- _Given task_:
Using the data beneath, show every line that includes the word "ylabel".

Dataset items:
┄┄┄┄┄┄┄┄┄┄

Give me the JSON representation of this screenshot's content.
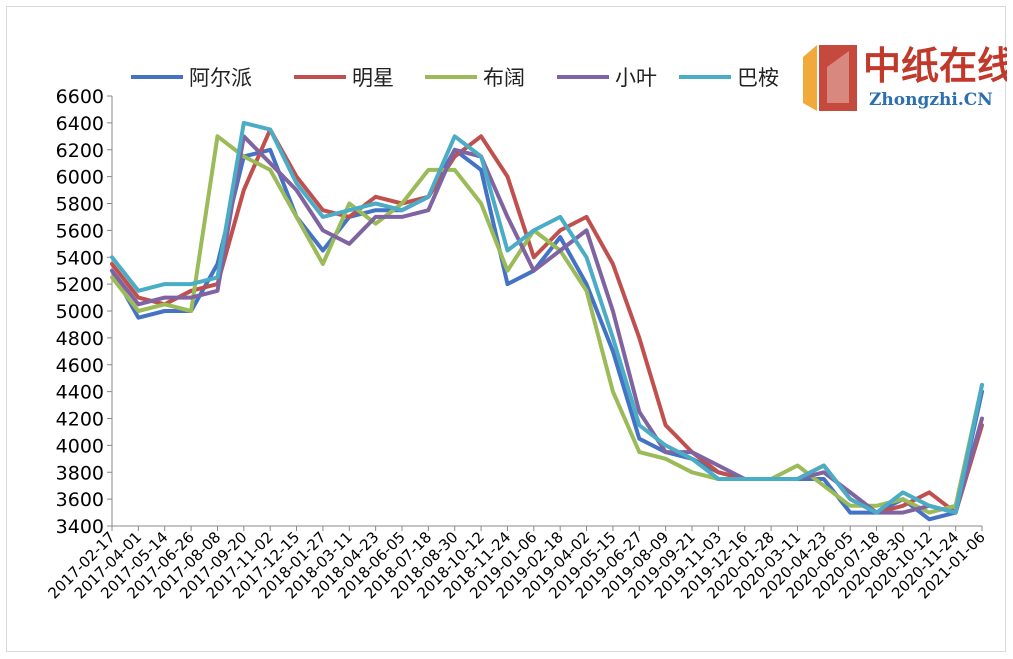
{
  "watermark": {
    "cn": "中纸在线",
    "en": "Zhongzhi.CN"
  },
  "chart_data": {
    "type": "line",
    "title": "",
    "xlabel": "",
    "ylabel": "",
    "ylim": [
      3400,
      6600
    ],
    "yticks": [
      3400,
      3600,
      3800,
      4000,
      4200,
      4400,
      4600,
      4800,
      5000,
      5200,
      5400,
      5600,
      5800,
      6000,
      6200,
      6400,
      6600
    ],
    "categories": [
      "2017-02-17",
      "2017-04-01",
      "2017-05-14",
      "2017-06-26",
      "2017-08-08",
      "2017-09-20",
      "2017-11-02",
      "2017-12-15",
      "2018-01-27",
      "2018-03-11",
      "2018-04-23",
      "2018-06-05",
      "2018-07-18",
      "2018-08-30",
      "2018-10-12",
      "2018-11-24",
      "2019-01-06",
      "2019-02-18",
      "2019-04-02",
      "2019-05-15",
      "2019-06-27",
      "2019-08-09",
      "2019-09-21",
      "2019-11-03",
      "2019-12-16",
      "2020-01-28",
      "2020-03-11",
      "2020-04-23",
      "2020-06-05",
      "2020-07-18",
      "2020-08-30",
      "2020-10-12",
      "2020-11-24",
      "2021-01-06"
    ],
    "legend_position": "top",
    "grid": false,
    "series": [
      {
        "name": "阿尔派",
        "color": "#4472C4",
        "values": [
          5300,
          4950,
          5000,
          5000,
          5350,
          6150,
          6200,
          5700,
          5450,
          5700,
          5750,
          5750,
          5850,
          6200,
          6050,
          5200,
          5300,
          5550,
          5200,
          4700,
          4050,
          3950,
          3900,
          3800,
          3750,
          3750,
          3750,
          3750,
          3500,
          3500,
          3600,
          3450,
          3500,
          4400
        ]
      },
      {
        "name": "明星",
        "color": "#C0504D",
        "values": [
          5350,
          5100,
          5050,
          5150,
          5200,
          5900,
          6350,
          6000,
          5750,
          5700,
          5850,
          5800,
          5850,
          6150,
          6300,
          6000,
          5400,
          5600,
          5700,
          5350,
          4800,
          4150,
          3950,
          3800,
          3750,
          3750,
          3750,
          3850,
          3600,
          3500,
          3550,
          3650,
          3500,
          4150
        ]
      },
      {
        "name": "布阔",
        "color": "#9BBB59",
        "values": [
          5250,
          5000,
          5050,
          5000,
          6300,
          6150,
          6050,
          5700,
          5350,
          5800,
          5650,
          5800,
          6050,
          6050,
          5800,
          5300,
          5600,
          5450,
          5150,
          4400,
          3950,
          3900,
          3800,
          3750,
          3750,
          3750,
          3850,
          3700,
          3550,
          3550,
          3600,
          3500,
          3550,
          4450
        ]
      },
      {
        "name": "小叶",
        "color": "#8064A2",
        "values": [
          5300,
          5050,
          5100,
          5100,
          5150,
          6300,
          6100,
          5900,
          5600,
          5500,
          5700,
          5700,
          5750,
          6200,
          6150,
          5700,
          5300,
          5450,
          5600,
          5000,
          4250,
          3950,
          3950,
          3850,
          3750,
          3750,
          3750,
          3800,
          3650,
          3500,
          3500,
          3550,
          3500,
          4200
        ]
      },
      {
        "name": "巴桉",
        "color": "#4BACC6",
        "values": [
          5400,
          5150,
          5200,
          5200,
          5250,
          6400,
          6350,
          5950,
          5700,
          5750,
          5800,
          5750,
          5850,
          6300,
          6150,
          5450,
          5600,
          5700,
          5400,
          4800,
          4150,
          4000,
          3900,
          3750,
          3750,
          3750,
          3750,
          3850,
          3600,
          3500,
          3650,
          3550,
          3500,
          4450
        ]
      }
    ]
  }
}
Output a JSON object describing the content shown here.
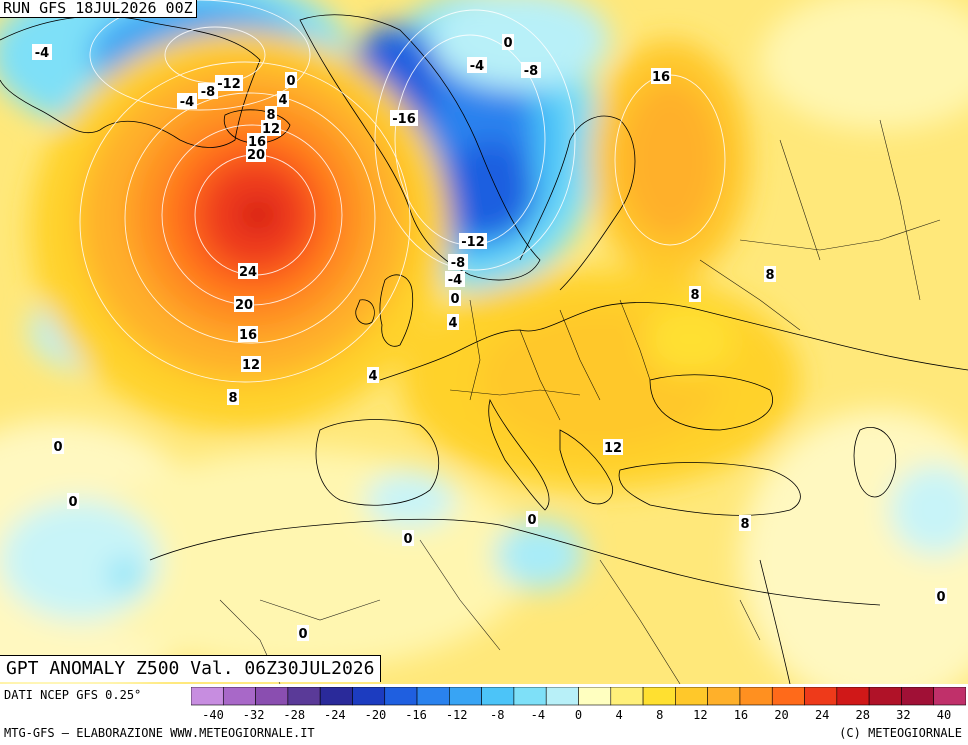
{
  "header": {
    "run_label": "RUN GFS 18JUL2026 00Z",
    "title": "GPT ANOMALY Z500 Val. 06Z30JUL2026"
  },
  "footer": {
    "source": "DATI NCEP GFS 0.25°",
    "credit_left": "MTG-GFS – ELABORAZIONE WWW.METEOGIORNALE.IT",
    "credit_right": "(C) METEOGIORNALE"
  },
  "colorbar": {
    "ticks": [
      "-40",
      "-36",
      "-32",
      "-28",
      "-24",
      "-20",
      "-16",
      "-12",
      "-8",
      "-4",
      "0",
      "4",
      "8",
      "12",
      "16",
      "20",
      "24",
      "28",
      "32",
      "40"
    ],
    "tick_labels_shown": [
      "-40",
      "-32",
      "-28",
      "-24",
      "-20",
      "-16",
      "-12",
      "-8",
      "-4",
      "0",
      "4",
      "8",
      "12",
      "16",
      "20",
      "24",
      "28",
      "32",
      "40"
    ],
    "colors": [
      "#c78de0",
      "#a868c8",
      "#8a4eb0",
      "#5a3a98",
      "#2a2a9a",
      "#1c3cc0",
      "#1f5fe0",
      "#2a82ee",
      "#38a4f4",
      "#4cc4f8",
      "#7ee0f8",
      "#b8f0f8",
      "#ffffc0",
      "#fff07a",
      "#ffe030",
      "#ffc82a",
      "#ffb02a",
      "#ff9020",
      "#ff6a1a",
      "#ee3a1a",
      "#d01818",
      "#b01228",
      "#a01036",
      "#c0306a"
    ]
  },
  "contour_labels": [
    {
      "text": "-4",
      "region": "greenland-west"
    },
    {
      "text": "-4",
      "region": "greenland-south"
    },
    {
      "text": "-8",
      "region": "greenland-south"
    },
    {
      "text": "-12",
      "region": "greenland-south"
    },
    {
      "text": "0",
      "region": "iceland-north"
    },
    {
      "text": "4",
      "region": "iceland"
    },
    {
      "text": "8",
      "region": "iceland"
    },
    {
      "text": "12",
      "region": "iceland"
    },
    {
      "text": "16",
      "region": "iceland"
    },
    {
      "text": "20",
      "region": "iceland"
    },
    {
      "text": "24",
      "region": "north-atlantic"
    },
    {
      "text": "20",
      "region": "north-atlantic"
    },
    {
      "text": "16",
      "region": "north-atlantic"
    },
    {
      "text": "12",
      "region": "north-atlantic"
    },
    {
      "text": "8",
      "region": "north-atlantic"
    },
    {
      "text": "0",
      "region": "svalbard"
    },
    {
      "text": "-4",
      "region": "barents"
    },
    {
      "text": "-8",
      "region": "barents"
    },
    {
      "text": "16",
      "region": "north-russia"
    },
    {
      "text": "-16",
      "region": "norwegian-sea"
    },
    {
      "text": "-12",
      "region": "scandinavia"
    },
    {
      "text": "-8",
      "region": "north-sea"
    },
    {
      "text": "-4",
      "region": "north-sea"
    },
    {
      "text": "0",
      "region": "north-sea"
    },
    {
      "text": "4",
      "region": "benelux"
    },
    {
      "text": "4",
      "region": "france-west"
    },
    {
      "text": "8",
      "region": "russia"
    },
    {
      "text": "8",
      "region": "ukraine"
    },
    {
      "text": "12",
      "region": "balkans"
    },
    {
      "text": "8",
      "region": "turkey"
    },
    {
      "text": "0",
      "region": "atlantic-west"
    },
    {
      "text": "0",
      "region": "atlantic-south"
    },
    {
      "text": "0",
      "region": "north-africa"
    },
    {
      "text": "0",
      "region": "tunisia"
    },
    {
      "text": "0",
      "region": "sahara"
    },
    {
      "text": "0",
      "region": "middle-east"
    }
  ]
}
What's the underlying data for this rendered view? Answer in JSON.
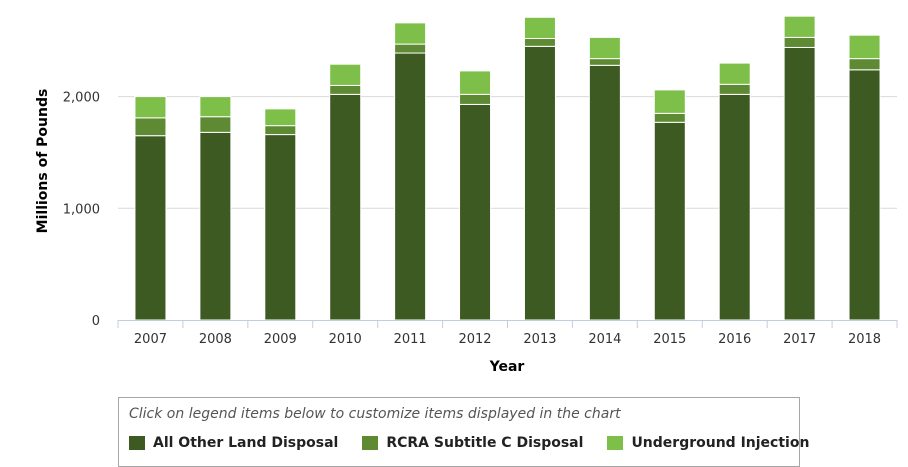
{
  "chart_data": {
    "type": "bar",
    "stacked": true,
    "xlabel": "Year",
    "ylabel": "Millions of Pounds",
    "ylim": [
      0,
      2700
    ],
    "yticks": [
      0,
      1000,
      2000
    ],
    "ytick_labels": [
      "0",
      "1,000",
      "2,000"
    ],
    "grid": true,
    "categories": [
      "2007",
      "2008",
      "2009",
      "2010",
      "2011",
      "2012",
      "2013",
      "2014",
      "2015",
      "2016",
      "2017",
      "2018"
    ],
    "series": [
      {
        "name": "All Other Land Disposal",
        "color": "#3e5a23",
        "values": [
          1650,
          1680,
          1660,
          2020,
          2390,
          1930,
          2450,
          2280,
          1770,
          2020,
          2440,
          2240
        ]
      },
      {
        "name": "RCRA Subtitle C Disposal",
        "color": "#5d8a32",
        "values": [
          160,
          140,
          80,
          80,
          80,
          90,
          70,
          60,
          80,
          90,
          90,
          100
        ]
      },
      {
        "name": "Underground Injection",
        "color": "#7dbf48",
        "values": [
          190,
          180,
          150,
          190,
          190,
          210,
          190,
          190,
          210,
          190,
          190,
          210
        ]
      }
    ]
  },
  "legend": {
    "note": "Click on legend items below to customize items displayed in the chart"
  }
}
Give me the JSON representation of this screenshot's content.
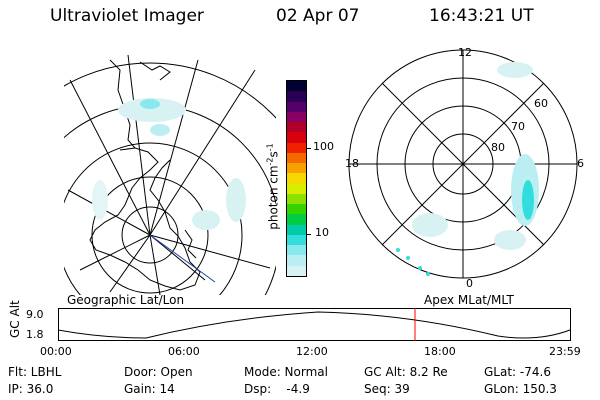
{
  "header": {
    "instrument": "Ultraviolet Imager",
    "date": "02 Apr 07",
    "time": "16:43:21 UT"
  },
  "left_panel": {
    "caption": "Geographic Lat/Lon"
  },
  "right_panel": {
    "caption": "Apex MLat/MLT",
    "mlt_labels": {
      "top": "12",
      "right": "6",
      "bottom": "0",
      "left": "18"
    },
    "mlat_labels": [
      "60",
      "70",
      "80"
    ]
  },
  "colorbar": {
    "unit_label_main": "photon cm",
    "unit_sup1": "-2",
    "unit_mid": "s",
    "unit_sup2": "-1",
    "ticks": [
      "100",
      "10"
    ],
    "colors": [
      "#000033",
      "#2a0055",
      "#55006a",
      "#880066",
      "#b0002a",
      "#d8000a",
      "#ee2200",
      "#f56a00",
      "#f8a000",
      "#f4d800",
      "#d6ee00",
      "#8ee000",
      "#34d400",
      "#00cc44",
      "#00ccaa",
      "#33dddd",
      "#88e8ee",
      "#bbeef2",
      "#d8f2f4"
    ]
  },
  "altitude_plot": {
    "ylabel": "GC Alt",
    "y_ticks": [
      "9.0",
      "1.8"
    ],
    "x_ticks": [
      "00:00",
      "06:00",
      "12:00",
      "18:00",
      "23:59"
    ],
    "current_time_marker_color": "#ff0000"
  },
  "footer": {
    "row1": {
      "flt": "Flt: LBHL",
      "door": "Door: Open",
      "mode": "Mode: Normal",
      "gcalt": "GC Alt: 8.2 Re",
      "glat": "GLat: -74.6"
    },
    "row2": {
      "ip": "IP: 36.0",
      "gain": "Gain: 14",
      "dsp": "Dsp:    -4.9",
      "seq": "Seq: 39",
      "glon": "GLon: 150.3"
    }
  }
}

┄┄┄┄┄┄┄┄┄┄

- _Complete output_:
    "ylabel": "",
    "ylabel": "Millions of Pounds",
    "ylabel": "GC Alt",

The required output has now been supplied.